> Exercise details
Copy each line of the entries beneath that contains the word "blending".

[Saved data entries]

++++++++

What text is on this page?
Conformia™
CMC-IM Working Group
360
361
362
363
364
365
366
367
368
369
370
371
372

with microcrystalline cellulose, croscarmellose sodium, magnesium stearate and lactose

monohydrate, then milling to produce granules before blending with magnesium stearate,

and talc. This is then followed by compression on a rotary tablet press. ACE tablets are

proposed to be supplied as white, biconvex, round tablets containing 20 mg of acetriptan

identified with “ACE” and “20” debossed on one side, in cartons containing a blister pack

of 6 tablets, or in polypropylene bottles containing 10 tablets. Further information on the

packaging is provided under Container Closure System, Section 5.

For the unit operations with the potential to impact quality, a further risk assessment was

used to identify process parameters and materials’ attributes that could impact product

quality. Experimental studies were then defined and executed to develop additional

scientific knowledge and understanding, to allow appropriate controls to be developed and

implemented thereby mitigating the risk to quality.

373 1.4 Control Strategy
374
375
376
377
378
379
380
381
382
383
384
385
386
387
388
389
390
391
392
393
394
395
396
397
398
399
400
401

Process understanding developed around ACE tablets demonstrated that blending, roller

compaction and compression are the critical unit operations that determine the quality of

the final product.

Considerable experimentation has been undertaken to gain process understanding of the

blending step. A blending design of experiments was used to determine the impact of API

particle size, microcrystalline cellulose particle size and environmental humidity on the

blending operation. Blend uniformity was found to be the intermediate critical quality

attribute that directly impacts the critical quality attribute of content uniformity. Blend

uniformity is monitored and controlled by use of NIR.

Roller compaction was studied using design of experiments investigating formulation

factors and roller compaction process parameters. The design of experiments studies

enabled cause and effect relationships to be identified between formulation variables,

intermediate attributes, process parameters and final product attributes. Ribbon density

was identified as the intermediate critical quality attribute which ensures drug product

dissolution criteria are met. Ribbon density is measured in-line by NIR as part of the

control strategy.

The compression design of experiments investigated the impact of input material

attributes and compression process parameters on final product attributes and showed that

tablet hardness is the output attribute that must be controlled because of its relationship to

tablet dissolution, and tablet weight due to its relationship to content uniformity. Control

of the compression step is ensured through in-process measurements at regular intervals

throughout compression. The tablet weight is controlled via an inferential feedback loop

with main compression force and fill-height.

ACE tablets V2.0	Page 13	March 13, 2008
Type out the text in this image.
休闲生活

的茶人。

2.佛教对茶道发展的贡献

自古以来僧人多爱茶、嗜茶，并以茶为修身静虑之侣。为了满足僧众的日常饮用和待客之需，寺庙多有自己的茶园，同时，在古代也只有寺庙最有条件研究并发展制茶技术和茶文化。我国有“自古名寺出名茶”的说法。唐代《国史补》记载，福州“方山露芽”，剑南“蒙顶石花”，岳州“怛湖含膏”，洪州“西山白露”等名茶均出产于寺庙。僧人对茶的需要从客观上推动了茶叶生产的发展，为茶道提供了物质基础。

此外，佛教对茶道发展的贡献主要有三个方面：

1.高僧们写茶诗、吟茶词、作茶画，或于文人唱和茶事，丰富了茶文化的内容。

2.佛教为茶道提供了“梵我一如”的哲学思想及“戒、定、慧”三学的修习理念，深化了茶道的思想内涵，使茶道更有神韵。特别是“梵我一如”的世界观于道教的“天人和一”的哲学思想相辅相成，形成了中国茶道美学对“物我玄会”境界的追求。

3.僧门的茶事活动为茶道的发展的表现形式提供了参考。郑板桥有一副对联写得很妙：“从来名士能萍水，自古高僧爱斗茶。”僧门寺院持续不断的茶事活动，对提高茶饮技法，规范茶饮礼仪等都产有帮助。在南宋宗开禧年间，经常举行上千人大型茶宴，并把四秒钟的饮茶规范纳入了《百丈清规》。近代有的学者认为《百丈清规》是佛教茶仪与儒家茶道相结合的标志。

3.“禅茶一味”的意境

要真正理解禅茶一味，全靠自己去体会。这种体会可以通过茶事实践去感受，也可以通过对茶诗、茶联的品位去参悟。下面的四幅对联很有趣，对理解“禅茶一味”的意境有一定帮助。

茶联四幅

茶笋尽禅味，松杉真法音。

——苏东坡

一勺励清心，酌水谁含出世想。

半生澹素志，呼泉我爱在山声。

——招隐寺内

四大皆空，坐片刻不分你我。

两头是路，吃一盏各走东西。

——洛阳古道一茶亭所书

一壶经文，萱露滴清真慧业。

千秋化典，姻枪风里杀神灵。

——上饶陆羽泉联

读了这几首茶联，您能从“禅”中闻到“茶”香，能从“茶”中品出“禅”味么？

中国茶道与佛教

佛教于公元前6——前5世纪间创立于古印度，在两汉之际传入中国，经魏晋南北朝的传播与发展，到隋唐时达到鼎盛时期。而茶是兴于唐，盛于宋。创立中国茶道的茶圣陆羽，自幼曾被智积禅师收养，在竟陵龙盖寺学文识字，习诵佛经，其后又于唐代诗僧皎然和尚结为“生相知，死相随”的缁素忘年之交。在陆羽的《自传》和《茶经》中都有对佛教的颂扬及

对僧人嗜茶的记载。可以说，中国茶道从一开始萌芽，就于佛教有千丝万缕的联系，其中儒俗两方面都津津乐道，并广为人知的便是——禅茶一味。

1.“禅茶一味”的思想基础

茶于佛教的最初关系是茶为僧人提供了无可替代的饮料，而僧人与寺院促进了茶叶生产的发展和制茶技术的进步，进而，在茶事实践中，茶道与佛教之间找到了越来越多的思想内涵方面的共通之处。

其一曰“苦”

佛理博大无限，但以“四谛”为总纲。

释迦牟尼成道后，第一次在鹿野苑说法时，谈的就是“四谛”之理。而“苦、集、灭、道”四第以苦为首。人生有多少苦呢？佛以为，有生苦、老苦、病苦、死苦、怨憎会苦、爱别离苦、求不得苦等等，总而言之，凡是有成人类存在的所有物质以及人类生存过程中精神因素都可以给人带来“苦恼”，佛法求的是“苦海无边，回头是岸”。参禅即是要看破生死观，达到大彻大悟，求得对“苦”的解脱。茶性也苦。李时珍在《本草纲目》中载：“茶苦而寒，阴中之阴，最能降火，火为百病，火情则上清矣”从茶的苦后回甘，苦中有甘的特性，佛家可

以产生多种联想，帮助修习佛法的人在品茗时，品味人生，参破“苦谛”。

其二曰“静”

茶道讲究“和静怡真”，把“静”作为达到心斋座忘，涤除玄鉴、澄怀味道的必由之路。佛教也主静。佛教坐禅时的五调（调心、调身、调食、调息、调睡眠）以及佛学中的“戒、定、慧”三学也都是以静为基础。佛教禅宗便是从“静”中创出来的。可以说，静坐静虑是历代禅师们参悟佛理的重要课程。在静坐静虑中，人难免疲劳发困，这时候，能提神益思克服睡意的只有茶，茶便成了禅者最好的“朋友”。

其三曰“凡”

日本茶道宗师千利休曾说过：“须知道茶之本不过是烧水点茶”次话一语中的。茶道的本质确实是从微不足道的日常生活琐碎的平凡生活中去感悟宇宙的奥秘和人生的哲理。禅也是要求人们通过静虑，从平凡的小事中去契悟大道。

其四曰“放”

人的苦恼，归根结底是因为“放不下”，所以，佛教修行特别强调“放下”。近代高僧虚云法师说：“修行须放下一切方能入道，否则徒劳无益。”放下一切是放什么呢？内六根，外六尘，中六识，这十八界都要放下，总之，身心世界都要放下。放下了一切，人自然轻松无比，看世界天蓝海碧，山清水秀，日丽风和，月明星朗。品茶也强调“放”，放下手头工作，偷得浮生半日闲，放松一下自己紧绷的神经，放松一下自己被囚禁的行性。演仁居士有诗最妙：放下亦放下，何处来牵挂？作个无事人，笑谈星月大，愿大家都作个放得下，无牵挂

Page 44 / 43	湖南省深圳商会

++++++++

> Exercise answer
monohydrate, then milling to produce granules before blending with magnesium stearate,
Process understanding developed around ACE tablets demonstrated that blending, roller
blending step. A blending design of experiments was used to determine the impact of API
blending operation. Blend uniformity was found to be the intermediate critical quality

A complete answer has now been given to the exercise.